> Exercise objective:
Copy out the lines below word for word, keeping each one on its own line.

- - - -

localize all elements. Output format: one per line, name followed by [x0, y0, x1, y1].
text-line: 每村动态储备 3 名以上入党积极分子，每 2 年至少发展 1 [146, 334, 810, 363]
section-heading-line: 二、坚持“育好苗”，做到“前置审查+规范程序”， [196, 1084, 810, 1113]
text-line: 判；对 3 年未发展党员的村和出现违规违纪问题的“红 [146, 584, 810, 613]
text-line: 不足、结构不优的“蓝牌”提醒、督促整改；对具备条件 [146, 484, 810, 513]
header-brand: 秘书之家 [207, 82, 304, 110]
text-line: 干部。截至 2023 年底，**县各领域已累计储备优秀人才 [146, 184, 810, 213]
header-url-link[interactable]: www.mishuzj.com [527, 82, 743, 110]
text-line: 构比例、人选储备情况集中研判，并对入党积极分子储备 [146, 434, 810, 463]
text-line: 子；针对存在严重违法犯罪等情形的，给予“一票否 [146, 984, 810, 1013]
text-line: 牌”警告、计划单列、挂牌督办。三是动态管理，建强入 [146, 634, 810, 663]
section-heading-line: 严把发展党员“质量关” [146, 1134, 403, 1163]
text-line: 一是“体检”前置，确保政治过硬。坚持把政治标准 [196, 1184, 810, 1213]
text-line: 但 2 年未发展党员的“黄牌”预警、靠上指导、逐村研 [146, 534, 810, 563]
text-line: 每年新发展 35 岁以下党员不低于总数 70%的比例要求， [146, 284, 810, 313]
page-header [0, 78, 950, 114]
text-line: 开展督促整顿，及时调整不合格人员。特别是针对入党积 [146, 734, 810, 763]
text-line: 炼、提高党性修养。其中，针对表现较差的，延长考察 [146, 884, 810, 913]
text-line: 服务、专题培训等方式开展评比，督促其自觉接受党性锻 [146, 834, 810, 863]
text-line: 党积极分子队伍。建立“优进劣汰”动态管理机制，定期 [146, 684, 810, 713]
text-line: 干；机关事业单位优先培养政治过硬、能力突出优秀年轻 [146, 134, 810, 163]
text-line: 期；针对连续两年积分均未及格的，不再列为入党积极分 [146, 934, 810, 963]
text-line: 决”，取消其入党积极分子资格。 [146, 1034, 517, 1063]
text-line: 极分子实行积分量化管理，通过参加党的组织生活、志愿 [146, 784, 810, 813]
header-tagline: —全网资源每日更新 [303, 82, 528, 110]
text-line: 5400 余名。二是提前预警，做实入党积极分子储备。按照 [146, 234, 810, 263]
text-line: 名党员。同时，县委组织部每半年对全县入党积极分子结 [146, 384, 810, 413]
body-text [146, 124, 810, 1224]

- - - -

> Full answer:
localize all elements. Output format: one per line, name followed by [x0, y0, x1, y1].
text-line: 每村动态储备 3 名以上入党积极分子，每 2 年至少发展 1 [146, 334, 810, 363]
section-heading-line: 二、坚持“育好苗”，做到“前置审查+规范程序”， [196, 1084, 810, 1113]
text-line: 判；对 3 年未发展党员的村和出现违规违纪问题的“红 [146, 584, 810, 613]
text-line: 不足、结构不优的“蓝牌”提醒、督促整改；对具备条件 [146, 484, 810, 513]
header-brand: 秘书之家 [207, 82, 304, 110]
text-line: 干部。截至 2023 年底，**县各领域已累计储备优秀人才 [146, 184, 810, 213]
header-url-link[interactable]: www.mishuzj.com [527, 82, 743, 110]
text-line: 构比例、人选储备情况集中研判，并对入党积极分子储备 [146, 434, 810, 463]
text-line: 子；针对存在严重违法犯罪等情形的，给予“一票否 [146, 984, 810, 1013]
text-line: 牌”警告、计划单列、挂牌督办。三是动态管理，建强入 [146, 634, 810, 663]
section-heading-line: 严把发展党员“质量关” [146, 1134, 403, 1163]
text-line: 一是“体检”前置，确保政治过硬。坚持把政治标准 [196, 1184, 810, 1213]
text-line: 但 2 年未发展党员的“黄牌”预警、靠上指导、逐村研 [146, 534, 810, 563]
text-line: 每年新发展 35 岁以下党员不低于总数 70%的比例要求， [146, 284, 810, 313]
page-header [0, 78, 950, 114]
text-line: 开展督促整顿，及时调整不合格人员。特别是针对入党积 [146, 734, 810, 763]
text-line: 炼、提高党性修养。其中，针对表现较差的，延长考察 [146, 884, 810, 913]
text-line: 服务、专题培训等方式开展评比，督促其自觉接受党性锻 [146, 834, 810, 863]
text-line: 党积极分子队伍。建立“优进劣汰”动态管理机制，定期 [146, 684, 810, 713]
text-line: 干；机关事业单位优先培养政治过硬、能力突出优秀年轻 [146, 134, 810, 163]
text-line: 期；针对连续两年积分均未及格的，不再列为入党积极分 [146, 934, 810, 963]
text-line: 决”，取消其入党积极分子资格。 [146, 1034, 517, 1063]
text-line: 极分子实行积分量化管理，通过参加党的组织生活、志愿 [146, 784, 810, 813]
header-tagline: —全网资源每日更新 [303, 82, 528, 110]
text-line: 5400 余名。二是提前预警，做实入党积极分子储备。按照 [146, 234, 810, 263]
text-line: 名党员。同时，县委组织部每半年对全县入党积极分子结 [146, 384, 810, 413]
body-text [146, 124, 810, 1224]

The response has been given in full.